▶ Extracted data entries
━━━━━━━━━━━━━━━━━━━━━━━━━━━━━━
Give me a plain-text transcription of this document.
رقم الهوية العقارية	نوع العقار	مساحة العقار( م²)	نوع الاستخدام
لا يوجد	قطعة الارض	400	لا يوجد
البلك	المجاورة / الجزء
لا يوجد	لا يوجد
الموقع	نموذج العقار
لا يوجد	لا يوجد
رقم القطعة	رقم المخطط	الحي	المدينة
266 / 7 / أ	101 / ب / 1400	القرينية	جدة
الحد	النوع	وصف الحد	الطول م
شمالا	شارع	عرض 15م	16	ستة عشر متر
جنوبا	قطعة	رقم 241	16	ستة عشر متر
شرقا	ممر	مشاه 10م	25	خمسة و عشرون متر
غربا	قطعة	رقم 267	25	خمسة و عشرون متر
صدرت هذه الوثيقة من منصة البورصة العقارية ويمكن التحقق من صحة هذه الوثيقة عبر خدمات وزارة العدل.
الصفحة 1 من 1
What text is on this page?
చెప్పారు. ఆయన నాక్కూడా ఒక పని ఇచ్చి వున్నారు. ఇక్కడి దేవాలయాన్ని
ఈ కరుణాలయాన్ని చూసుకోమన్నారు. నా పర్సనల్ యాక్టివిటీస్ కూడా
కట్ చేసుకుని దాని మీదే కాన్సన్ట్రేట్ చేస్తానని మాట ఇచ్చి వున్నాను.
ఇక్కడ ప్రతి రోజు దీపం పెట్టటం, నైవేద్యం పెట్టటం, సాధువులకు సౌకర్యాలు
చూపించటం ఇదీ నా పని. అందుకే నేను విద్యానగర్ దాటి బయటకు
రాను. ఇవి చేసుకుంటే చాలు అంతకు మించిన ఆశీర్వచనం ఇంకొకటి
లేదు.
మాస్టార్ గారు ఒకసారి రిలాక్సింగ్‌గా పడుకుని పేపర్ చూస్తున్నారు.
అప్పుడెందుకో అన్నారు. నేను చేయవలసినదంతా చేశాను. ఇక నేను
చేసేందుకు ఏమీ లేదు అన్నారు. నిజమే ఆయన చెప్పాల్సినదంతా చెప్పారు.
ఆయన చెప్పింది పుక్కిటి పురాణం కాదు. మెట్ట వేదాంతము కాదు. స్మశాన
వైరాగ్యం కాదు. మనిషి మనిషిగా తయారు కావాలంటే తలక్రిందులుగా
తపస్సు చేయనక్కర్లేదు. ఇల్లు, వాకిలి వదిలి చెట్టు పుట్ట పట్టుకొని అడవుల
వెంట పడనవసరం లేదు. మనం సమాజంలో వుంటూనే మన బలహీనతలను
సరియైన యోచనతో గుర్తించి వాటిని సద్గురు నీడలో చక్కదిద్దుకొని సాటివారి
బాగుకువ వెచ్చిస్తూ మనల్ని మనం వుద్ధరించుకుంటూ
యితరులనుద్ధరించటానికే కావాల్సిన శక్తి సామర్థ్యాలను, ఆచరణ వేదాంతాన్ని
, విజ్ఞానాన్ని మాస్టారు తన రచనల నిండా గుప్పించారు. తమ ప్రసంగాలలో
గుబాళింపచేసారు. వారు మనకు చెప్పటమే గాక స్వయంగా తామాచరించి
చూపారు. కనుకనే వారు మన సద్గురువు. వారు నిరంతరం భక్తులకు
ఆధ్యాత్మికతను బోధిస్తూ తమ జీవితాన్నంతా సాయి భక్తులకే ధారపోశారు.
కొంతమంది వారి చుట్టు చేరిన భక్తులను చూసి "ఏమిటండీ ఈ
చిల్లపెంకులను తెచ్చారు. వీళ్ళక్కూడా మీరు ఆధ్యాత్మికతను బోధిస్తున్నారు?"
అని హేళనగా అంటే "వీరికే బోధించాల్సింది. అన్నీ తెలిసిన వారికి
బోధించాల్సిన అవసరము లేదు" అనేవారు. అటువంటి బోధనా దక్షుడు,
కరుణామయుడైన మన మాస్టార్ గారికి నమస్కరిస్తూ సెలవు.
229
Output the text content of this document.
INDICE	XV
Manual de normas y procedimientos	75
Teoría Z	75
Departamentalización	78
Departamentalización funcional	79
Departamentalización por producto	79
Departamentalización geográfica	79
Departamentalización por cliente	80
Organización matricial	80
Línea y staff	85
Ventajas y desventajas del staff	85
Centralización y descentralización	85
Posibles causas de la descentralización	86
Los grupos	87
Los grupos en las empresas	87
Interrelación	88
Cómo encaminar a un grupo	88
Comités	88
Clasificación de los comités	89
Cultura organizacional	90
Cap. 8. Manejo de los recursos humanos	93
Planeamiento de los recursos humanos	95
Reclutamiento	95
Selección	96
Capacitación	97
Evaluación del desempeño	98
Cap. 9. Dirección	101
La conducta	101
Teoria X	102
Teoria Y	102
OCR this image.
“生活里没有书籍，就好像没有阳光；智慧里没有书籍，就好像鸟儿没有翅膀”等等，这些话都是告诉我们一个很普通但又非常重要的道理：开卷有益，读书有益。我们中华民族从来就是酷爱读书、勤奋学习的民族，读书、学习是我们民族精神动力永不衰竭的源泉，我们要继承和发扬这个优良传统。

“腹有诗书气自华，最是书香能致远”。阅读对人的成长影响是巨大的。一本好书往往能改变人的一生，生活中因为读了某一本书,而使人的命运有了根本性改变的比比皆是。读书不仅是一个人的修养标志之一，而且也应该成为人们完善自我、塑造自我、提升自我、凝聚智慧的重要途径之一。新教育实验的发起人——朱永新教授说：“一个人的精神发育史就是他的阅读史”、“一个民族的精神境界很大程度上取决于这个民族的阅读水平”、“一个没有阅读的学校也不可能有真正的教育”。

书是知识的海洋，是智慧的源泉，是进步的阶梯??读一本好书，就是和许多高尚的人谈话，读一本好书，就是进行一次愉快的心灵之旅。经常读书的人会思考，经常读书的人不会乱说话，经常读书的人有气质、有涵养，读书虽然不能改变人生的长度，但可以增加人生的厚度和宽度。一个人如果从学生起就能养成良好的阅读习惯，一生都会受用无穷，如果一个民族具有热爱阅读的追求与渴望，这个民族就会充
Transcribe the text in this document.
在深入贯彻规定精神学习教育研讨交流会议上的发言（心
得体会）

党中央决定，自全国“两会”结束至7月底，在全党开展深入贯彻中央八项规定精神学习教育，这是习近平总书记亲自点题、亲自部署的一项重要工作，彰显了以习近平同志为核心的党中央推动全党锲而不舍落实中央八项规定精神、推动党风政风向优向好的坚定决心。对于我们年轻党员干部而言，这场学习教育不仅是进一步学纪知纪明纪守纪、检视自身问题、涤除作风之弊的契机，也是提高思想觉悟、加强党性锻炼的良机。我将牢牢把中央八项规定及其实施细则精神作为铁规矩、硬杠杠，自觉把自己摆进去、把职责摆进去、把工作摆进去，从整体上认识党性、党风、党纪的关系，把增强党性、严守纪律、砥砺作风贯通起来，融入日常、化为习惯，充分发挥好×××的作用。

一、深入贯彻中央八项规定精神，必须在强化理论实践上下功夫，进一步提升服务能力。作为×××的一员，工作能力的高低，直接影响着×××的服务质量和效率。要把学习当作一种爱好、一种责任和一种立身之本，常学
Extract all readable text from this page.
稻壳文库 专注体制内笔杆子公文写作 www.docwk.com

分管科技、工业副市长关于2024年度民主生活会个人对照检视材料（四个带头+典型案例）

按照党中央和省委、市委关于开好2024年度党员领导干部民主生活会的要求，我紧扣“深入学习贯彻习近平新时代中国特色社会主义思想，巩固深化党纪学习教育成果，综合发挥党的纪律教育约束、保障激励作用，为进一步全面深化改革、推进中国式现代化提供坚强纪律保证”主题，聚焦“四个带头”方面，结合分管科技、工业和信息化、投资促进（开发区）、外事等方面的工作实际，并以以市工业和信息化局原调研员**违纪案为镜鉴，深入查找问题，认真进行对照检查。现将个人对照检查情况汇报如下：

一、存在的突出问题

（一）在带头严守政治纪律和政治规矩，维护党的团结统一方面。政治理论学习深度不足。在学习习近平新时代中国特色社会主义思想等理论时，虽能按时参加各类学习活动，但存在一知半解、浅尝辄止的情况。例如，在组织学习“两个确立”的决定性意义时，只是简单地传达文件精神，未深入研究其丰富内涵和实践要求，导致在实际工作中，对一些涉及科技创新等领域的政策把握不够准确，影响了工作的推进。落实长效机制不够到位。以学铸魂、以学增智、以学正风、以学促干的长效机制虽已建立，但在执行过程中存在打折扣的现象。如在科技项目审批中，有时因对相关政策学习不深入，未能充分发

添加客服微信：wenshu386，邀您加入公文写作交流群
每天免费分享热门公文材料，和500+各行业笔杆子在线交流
━━━━━━━━━━━━━━━━━━━━━━━━━━━━━━
▶ OBJECTIVE
Copy the lines from the entries above in which the word "grupos" appears.

▶ TASK OUTPUT
Los grupos	87
Los grupos en las empresas	87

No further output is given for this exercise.